→ TASK TO COMPLETE: Retype the records below exactly as they appear.

→ DATASET EXCERPTS:

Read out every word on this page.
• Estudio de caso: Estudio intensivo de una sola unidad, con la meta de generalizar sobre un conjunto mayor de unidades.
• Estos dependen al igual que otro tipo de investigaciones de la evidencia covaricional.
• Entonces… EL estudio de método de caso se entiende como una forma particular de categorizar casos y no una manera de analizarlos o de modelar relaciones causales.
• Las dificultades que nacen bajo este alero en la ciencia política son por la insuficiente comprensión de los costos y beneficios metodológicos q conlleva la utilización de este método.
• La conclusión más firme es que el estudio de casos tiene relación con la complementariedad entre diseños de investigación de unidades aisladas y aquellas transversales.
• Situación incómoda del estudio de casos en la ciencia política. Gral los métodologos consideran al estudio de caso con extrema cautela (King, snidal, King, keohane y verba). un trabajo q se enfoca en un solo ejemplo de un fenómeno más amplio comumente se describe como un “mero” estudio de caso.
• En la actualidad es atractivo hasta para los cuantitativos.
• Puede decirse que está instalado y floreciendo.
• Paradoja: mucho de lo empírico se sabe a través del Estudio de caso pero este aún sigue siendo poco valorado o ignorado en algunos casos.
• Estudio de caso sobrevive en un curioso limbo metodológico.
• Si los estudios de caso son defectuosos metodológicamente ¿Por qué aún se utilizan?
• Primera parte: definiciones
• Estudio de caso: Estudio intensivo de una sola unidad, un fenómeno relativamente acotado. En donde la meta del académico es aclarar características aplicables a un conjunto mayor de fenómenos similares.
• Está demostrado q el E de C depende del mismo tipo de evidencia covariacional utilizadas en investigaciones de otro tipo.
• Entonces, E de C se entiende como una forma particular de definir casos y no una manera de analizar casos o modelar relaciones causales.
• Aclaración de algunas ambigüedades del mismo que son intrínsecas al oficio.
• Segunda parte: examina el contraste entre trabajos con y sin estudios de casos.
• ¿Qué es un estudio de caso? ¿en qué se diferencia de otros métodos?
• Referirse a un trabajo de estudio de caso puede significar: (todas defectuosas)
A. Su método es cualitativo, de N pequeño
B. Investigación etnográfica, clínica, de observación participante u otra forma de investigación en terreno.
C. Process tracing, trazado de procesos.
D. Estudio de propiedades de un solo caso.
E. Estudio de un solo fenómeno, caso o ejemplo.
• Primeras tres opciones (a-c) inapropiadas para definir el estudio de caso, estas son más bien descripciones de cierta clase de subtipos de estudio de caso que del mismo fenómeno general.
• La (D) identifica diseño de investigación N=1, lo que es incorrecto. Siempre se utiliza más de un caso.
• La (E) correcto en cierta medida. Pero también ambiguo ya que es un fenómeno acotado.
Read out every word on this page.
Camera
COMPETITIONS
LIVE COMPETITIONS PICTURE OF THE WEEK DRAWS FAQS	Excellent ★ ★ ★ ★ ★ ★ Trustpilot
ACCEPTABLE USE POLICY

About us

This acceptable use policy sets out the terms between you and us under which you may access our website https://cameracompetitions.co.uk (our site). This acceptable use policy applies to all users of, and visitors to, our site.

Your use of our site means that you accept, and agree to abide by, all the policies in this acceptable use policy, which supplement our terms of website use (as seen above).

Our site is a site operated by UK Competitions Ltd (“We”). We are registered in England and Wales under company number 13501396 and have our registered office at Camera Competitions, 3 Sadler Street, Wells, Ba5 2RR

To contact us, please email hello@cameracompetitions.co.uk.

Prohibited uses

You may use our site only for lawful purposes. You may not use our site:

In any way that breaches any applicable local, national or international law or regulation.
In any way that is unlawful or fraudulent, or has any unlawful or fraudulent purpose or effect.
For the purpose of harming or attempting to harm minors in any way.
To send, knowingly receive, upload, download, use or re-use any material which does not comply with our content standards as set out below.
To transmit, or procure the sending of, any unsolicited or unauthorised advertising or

→ RESPONSE TO THE EXERCISE:
Read out every word on this page.
• Estudio de caso: Estudio intensivo de una sola unidad, con la meta de generalizar sobre un conjunto mayor de unidades.
• Estos dependen al igual que otro tipo de investigaciones de la evidencia covaricional.
• Entonces… EL estudio de método de caso se entiende como una forma particular de categorizar casos y no una manera de analizarlos o de modelar relaciones causales.
• Las dificultades que nacen bajo este alero en la ciencia política son por la insuficiente comprensión de los costos y beneficios metodológicos q conlleva la utilización de este método.
• La conclusión más firme es que el estudio de casos tiene relación con la complementariedad entre diseños de investigación de unidades aisladas y aquellas transversales.
• Situación incómoda del estudio de casos en la ciencia política. Gral los métodologos consideran al estudio de caso con extrema cautela (King, snidal, King, keohane y verba). un trabajo q se enfoca en un solo ejemplo de un fenómeno más amplio comumente se describe como un “mero” estudio de caso.
• En la actualidad es atractivo hasta para los cuantitativos.
• Puede decirse que está instalado y floreciendo.
• Paradoja: mucho de lo empírico se sabe a través del Estudio de caso pero este aún sigue siendo poco valorado o ignorado en algunos casos.
• Estudio de caso sobrevive en un curioso limbo metodológico.
• Si los estudios de caso son defectuosos metodológicamente ¿Por qué aún se utilizan?
• Primera parte: definiciones
• Estudio de caso: Estudio intensivo de una sola unidad, un fenómeno relativamente acotado. En donde la meta del académico es aclarar características aplicables a un conjunto mayor de fenómenos similares.
• Está demostrado q el E de C depende del mismo tipo de evidencia covariacional utilizadas en investigaciones de otro tipo.
• Entonces, E de C se entiende como una forma particular de definir casos y no una manera de analizar casos o modelar relaciones causales.
• Aclaración de algunas ambigüedades del mismo que son intrínsecas al oficio.
• Segunda parte: examina el contraste entre trabajos con y sin estudios de casos.
• ¿Qué es un estudio de caso? ¿en qué se diferencia de otros métodos?
• Referirse a un trabajo de estudio de caso puede significar: (todas defectuosas)
A. Su método es cualitativo, de N pequeño
B. Investigación etnográfica, clínica, de observación participante u otra forma de investigación en terreno.
C. Process tracing, trazado de procesos.
D. Estudio de propiedades de un solo caso.
E. Estudio de un solo fenómeno, caso o ejemplo.
• Primeras tres opciones (a-c) inapropiadas para definir el estudio de caso, estas son más bien descripciones de cierta clase de subtipos de estudio de caso que del mismo fenómeno general.
• La (D) identifica diseño de investigación N=1, lo que es incorrecto. Siempre se utiliza más de un caso.
• La (E) correcto en cierta medida. Pero también ambiguo ya que es un fenómeno acotado.
Read out every word on this page.
Camera
COMPETITIONS
LIVE COMPETITIONS PICTURE OF THE WEEK DRAWS FAQS	Excellent ★ ★ ★ ★ ★ ★ Trustpilot
ACCEPTABLE USE POLICY

About us

This acceptable use policy sets out the terms between you and us under which you may access our website https://cameracompetitions.co.uk (our site). This acceptable use policy applies to all users of, and visitors to, our site.

Your use of our site means that you accept, and agree to abide by, all the policies in this acceptable use policy, which supplement our terms of website use (as seen above).

Our site is a site operated by UK Competitions Ltd (“We”). We are registered in England and Wales under company number 13501396 and have our registered office at Camera Competitions, 3 Sadler Street, Wells, Ba5 2RR

To contact us, please email hello@cameracompetitions.co.uk.

Prohibited uses

You may use our site only for lawful purposes. You may not use our site:

In any way that breaches any applicable local, national or international law or regulation.
In any way that is unlawful or fraudulent, or has any unlawful or fraudulent purpose or effect.
For the purpose of harming or attempting to harm minors in any way.
To send, knowingly receive, upload, download, use or re-use any material which does not comply with our content standards as set out below.
To transmit, or procure the sending of, any unsolicited or unauthorised advertising or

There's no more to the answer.